The records →
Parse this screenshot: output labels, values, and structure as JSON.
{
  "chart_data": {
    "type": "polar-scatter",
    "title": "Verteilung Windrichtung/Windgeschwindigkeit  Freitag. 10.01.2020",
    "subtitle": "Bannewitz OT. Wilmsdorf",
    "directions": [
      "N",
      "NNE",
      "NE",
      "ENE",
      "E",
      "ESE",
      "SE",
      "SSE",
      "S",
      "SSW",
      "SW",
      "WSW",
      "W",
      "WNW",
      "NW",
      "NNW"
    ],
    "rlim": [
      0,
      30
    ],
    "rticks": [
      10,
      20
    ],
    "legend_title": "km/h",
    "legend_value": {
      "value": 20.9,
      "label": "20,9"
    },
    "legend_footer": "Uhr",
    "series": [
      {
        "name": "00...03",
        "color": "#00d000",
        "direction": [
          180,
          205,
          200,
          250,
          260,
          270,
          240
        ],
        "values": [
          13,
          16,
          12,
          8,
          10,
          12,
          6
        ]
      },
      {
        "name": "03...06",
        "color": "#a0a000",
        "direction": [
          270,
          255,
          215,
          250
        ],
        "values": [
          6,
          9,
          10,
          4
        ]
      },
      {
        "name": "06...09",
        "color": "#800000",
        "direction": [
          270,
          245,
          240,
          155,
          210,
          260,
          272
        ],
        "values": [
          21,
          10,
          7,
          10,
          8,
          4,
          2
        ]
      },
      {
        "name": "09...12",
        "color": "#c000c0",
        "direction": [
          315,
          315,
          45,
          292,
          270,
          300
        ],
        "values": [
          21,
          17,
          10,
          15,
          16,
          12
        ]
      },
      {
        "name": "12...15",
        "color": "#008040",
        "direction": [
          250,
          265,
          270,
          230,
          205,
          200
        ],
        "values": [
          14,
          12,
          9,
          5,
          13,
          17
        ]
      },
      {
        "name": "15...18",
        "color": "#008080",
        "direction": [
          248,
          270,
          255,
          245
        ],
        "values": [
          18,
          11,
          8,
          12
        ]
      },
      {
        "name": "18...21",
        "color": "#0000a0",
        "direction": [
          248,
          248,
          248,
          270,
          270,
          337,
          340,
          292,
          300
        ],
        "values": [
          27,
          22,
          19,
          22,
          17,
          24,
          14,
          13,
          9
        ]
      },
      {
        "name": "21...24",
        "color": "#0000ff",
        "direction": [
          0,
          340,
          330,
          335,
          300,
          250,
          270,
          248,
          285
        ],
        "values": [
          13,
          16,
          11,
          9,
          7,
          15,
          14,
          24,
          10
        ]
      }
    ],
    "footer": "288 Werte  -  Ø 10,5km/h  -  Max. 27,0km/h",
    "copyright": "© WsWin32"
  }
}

Aim of the exercise → Write the material out exactly, with nothing left out.

Written answer →
Parse this screenshot: output labels, values, and structure as JSON.
{
  "chart_data": {
    "type": "polar-scatter",
    "title": "Verteilung Windrichtung/Windgeschwindigkeit  Freitag. 10.01.2020",
    "subtitle": "Bannewitz OT. Wilmsdorf",
    "directions": [
      "N",
      "NNE",
      "NE",
      "ENE",
      "E",
      "ESE",
      "SE",
      "SSE",
      "S",
      "SSW",
      "SW",
      "WSW",
      "W",
      "WNW",
      "NW",
      "NNW"
    ],
    "rlim": [
      0,
      30
    ],
    "rticks": [
      10,
      20
    ],
    "legend_title": "km/h",
    "legend_value": {
      "value": 20.9,
      "label": "20,9"
    },
    "legend_footer": "Uhr",
    "series": [
      {
        "name": "00...03",
        "color": "#00d000",
        "direction": [
          180,
          205,
          200,
          250,
          260,
          270,
          240
        ],
        "values": [
          13,
          16,
          12,
          8,
          10,
          12,
          6
        ]
      },
      {
        "name": "03...06",
        "color": "#a0a000",
        "direction": [
          270,
          255,
          215,
          250
        ],
        "values": [
          6,
          9,
          10,
          4
        ]
      },
      {
        "name": "06...09",
        "color": "#800000",
        "direction": [
          270,
          245,
          240,
          155,
          210,
          260,
          272
        ],
        "values": [
          21,
          10,
          7,
          10,
          8,
          4,
          2
        ]
      },
      {
        "name": "09...12",
        "color": "#c000c0",
        "direction": [
          315,
          315,
          45,
          292,
          270,
          300
        ],
        "values": [
          21,
          17,
          10,
          15,
          16,
          12
        ]
      },
      {
        "name": "12...15",
        "color": "#008040",
        "direction": [
          250,
          265,
          270,
          230,
          205,
          200
        ],
        "values": [
          14,
          12,
          9,
          5,
          13,
          17
        ]
      },
      {
        "name": "15...18",
        "color": "#008080",
        "direction": [
          248,
          270,
          255,
          245
        ],
        "values": [
          18,
          11,
          8,
          12
        ]
      },
      {
        "name": "18...21",
        "color": "#0000a0",
        "direction": [
          248,
          248,
          248,
          270,
          270,
          337,
          340,
          292,
          300
        ],
        "values": [
          27,
          22,
          19,
          22,
          17,
          24,
          14,
          13,
          9
        ]
      },
      {
        "name": "21...24",
        "color": "#0000ff",
        "direction": [
          0,
          340,
          330,
          335,
          300,
          250,
          270,
          248,
          285
        ],
        "values": [
          13,
          16,
          11,
          9,
          7,
          15,
          14,
          24,
          10
        ]
      }
    ],
    "footer": "288 Werte  -  Ø 10,5km/h  -  Max. 27,0km/h",
    "copyright": "© WsWin32"
  }
}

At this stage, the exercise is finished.